WORK TO BE COMPLETED:
Copy the items from the first line through the line that holds "- bullet-dot: •: [151, 322, 159, 344]", inclusive, with no changes.

GIVEN DATA:
:::

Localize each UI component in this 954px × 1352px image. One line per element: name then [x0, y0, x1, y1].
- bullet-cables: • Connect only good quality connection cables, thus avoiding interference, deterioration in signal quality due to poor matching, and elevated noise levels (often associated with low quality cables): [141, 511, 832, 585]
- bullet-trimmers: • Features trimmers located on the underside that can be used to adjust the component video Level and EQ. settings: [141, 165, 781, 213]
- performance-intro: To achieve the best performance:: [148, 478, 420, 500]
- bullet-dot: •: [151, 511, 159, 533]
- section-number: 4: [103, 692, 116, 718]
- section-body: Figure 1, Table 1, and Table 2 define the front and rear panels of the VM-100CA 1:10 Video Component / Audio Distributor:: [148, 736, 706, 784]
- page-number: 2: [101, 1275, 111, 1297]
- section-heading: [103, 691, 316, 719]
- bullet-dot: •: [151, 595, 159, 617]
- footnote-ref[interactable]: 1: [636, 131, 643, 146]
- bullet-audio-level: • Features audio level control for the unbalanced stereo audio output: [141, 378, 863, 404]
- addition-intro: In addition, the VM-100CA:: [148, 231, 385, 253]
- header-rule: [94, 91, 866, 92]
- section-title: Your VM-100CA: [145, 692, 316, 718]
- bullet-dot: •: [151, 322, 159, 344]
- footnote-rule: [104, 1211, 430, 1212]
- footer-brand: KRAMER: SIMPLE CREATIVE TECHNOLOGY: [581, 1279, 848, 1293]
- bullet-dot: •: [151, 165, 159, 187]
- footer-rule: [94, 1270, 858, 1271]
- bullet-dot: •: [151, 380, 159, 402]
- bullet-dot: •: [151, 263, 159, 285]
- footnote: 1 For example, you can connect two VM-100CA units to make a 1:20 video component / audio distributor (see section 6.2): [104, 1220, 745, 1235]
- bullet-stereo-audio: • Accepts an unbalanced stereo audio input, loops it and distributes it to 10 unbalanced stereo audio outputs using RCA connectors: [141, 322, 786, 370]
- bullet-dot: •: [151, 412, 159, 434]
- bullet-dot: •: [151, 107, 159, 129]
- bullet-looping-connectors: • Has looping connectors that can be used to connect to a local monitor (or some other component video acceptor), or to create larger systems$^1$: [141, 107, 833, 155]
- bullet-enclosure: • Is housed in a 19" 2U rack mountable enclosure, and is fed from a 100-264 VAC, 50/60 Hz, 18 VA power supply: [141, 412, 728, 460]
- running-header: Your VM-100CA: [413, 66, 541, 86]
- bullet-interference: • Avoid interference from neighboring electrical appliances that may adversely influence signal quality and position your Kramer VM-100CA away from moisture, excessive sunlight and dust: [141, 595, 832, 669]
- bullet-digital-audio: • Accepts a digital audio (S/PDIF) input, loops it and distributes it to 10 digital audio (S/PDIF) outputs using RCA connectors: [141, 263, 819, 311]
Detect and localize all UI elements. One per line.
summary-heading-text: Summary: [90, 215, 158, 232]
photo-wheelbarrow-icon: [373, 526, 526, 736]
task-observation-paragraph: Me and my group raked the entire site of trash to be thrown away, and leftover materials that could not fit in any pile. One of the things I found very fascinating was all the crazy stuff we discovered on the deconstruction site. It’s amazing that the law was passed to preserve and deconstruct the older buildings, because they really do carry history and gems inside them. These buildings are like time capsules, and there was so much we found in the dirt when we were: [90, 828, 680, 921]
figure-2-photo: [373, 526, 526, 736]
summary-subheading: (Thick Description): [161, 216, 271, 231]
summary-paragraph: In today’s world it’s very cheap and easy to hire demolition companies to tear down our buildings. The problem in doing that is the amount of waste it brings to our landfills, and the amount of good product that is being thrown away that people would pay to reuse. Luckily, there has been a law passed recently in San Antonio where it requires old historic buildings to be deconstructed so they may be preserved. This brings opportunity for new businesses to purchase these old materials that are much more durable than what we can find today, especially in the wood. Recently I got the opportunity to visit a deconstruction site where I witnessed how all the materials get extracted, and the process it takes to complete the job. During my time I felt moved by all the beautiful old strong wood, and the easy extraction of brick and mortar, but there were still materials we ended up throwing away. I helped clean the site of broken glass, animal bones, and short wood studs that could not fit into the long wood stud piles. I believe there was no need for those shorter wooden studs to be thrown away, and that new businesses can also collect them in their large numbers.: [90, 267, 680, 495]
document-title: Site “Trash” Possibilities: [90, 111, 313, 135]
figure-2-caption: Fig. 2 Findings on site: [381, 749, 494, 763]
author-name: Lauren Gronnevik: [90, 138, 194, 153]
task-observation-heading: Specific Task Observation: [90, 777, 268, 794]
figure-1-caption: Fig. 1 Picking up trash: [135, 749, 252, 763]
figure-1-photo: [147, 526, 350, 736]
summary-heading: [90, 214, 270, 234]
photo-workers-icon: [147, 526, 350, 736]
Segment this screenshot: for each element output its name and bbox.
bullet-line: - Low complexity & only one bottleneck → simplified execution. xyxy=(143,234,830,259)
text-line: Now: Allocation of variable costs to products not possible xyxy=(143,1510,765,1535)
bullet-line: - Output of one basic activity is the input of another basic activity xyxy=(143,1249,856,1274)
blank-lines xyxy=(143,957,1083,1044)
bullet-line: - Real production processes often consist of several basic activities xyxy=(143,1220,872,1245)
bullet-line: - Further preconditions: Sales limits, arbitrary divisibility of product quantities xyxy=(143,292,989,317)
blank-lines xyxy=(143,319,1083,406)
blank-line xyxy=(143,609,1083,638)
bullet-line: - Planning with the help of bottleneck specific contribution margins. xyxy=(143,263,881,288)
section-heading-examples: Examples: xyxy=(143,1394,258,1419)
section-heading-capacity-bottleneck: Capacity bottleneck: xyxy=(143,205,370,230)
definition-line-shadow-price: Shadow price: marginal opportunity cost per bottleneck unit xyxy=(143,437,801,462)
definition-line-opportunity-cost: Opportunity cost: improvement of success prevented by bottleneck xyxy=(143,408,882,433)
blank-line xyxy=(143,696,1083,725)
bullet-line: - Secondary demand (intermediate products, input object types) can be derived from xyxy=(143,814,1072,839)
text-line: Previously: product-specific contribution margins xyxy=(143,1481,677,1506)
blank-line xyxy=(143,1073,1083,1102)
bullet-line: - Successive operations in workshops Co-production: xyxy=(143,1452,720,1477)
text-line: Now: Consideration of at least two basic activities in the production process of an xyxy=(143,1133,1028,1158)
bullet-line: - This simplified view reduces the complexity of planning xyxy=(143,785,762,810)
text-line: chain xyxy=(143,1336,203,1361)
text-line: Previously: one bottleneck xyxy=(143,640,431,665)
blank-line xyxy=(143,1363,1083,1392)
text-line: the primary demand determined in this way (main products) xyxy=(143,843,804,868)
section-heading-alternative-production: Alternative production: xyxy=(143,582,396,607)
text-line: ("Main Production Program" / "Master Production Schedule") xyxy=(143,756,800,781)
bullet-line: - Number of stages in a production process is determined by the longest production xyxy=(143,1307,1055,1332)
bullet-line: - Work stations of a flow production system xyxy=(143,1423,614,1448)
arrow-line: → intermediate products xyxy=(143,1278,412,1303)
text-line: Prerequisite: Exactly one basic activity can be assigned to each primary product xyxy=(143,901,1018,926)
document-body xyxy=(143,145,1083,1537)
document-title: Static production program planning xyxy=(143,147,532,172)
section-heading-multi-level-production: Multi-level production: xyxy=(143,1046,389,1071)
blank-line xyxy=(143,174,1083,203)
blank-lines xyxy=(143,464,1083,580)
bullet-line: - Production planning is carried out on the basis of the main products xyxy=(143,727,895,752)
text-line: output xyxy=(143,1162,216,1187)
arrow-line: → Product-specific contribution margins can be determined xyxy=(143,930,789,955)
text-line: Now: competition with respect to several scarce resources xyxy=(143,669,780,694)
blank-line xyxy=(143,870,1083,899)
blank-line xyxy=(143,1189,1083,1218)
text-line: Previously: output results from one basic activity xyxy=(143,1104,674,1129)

:::

TASK OUTPUT:
Localize each UI component in this 954px × 1352px image. One line per element: name then [x0, y0, x1, y1].
- bullet-cables: • Connect only good quality connection cables, thus avoiding interference, deterioration in signal quality due to poor matching, and elevated noise levels (often associated with low quality cables): [141, 511, 832, 585]
- bullet-trimmers: • Features trimmers located on the underside that can be used to adjust the component video Level and EQ. settings: [141, 165, 781, 213]
- performance-intro: To achieve the best performance:: [148, 478, 420, 500]
- bullet-dot: •: [151, 511, 159, 533]
- section-number: 4: [103, 692, 116, 718]
- section-body: Figure 1, Table 1, and Table 2 define the front and rear panels of the VM-100CA 1:10 Video Component / Audio Distributor:: [148, 736, 706, 784]
- page-number: 2: [101, 1275, 111, 1297]
- section-heading: [103, 691, 316, 719]
- bullet-dot: •: [151, 595, 159, 617]
- footnote-ref[interactable]: 1: [636, 131, 643, 146]
- bullet-audio-level: • Features audio level control for the unbalanced stereo audio output: [141, 378, 863, 404]
- addition-intro: In addition, the VM-100CA:: [148, 231, 385, 253]
- header-rule: [94, 91, 866, 92]
- section-title: Your VM-100CA: [145, 692, 316, 718]
- bullet-dot: •: [151, 322, 159, 344]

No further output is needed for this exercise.